> Material for this task
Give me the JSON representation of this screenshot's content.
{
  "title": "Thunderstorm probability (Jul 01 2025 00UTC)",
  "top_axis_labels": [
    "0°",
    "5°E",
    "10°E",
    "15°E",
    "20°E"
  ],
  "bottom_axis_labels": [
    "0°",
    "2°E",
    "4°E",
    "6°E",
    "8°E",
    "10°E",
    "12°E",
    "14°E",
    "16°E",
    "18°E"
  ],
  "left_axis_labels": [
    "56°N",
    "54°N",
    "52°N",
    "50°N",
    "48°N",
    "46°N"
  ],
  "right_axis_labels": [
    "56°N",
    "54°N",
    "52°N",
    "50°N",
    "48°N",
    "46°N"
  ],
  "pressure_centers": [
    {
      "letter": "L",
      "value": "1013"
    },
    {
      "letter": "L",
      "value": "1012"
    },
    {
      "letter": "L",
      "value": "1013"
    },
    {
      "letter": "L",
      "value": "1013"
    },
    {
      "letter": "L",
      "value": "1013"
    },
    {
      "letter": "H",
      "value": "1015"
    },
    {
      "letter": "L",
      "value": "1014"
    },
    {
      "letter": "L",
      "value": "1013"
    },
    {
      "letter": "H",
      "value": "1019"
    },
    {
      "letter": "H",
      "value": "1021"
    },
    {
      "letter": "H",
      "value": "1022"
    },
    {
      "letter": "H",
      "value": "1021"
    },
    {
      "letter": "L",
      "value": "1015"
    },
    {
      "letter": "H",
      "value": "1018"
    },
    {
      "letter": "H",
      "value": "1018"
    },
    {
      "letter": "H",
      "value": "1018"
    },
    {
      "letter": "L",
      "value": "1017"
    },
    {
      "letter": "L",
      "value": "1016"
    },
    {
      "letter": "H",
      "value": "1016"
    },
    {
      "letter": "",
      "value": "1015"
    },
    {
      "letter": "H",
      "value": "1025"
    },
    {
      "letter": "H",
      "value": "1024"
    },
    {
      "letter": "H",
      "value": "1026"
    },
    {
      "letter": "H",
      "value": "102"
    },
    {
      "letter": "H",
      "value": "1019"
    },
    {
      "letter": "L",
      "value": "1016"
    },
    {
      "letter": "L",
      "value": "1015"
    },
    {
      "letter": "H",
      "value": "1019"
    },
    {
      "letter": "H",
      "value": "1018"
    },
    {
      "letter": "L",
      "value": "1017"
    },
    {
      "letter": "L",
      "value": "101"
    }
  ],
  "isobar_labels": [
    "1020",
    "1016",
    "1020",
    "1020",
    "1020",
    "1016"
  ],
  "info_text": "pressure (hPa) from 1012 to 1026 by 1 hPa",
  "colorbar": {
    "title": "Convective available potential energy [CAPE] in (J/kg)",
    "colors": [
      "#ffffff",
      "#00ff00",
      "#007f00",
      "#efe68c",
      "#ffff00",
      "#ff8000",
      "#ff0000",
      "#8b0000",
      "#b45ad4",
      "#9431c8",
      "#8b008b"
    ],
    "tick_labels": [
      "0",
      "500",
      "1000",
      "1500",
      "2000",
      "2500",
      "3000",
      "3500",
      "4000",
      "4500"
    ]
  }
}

> Task directions
Each line holding "title" must be found and copied.

> Response to this task
  "title": "Thunderstorm probability (Jul 01 2025 00UTC)",
    "title": "Convective available potential energy [CAPE] in (J/kg)",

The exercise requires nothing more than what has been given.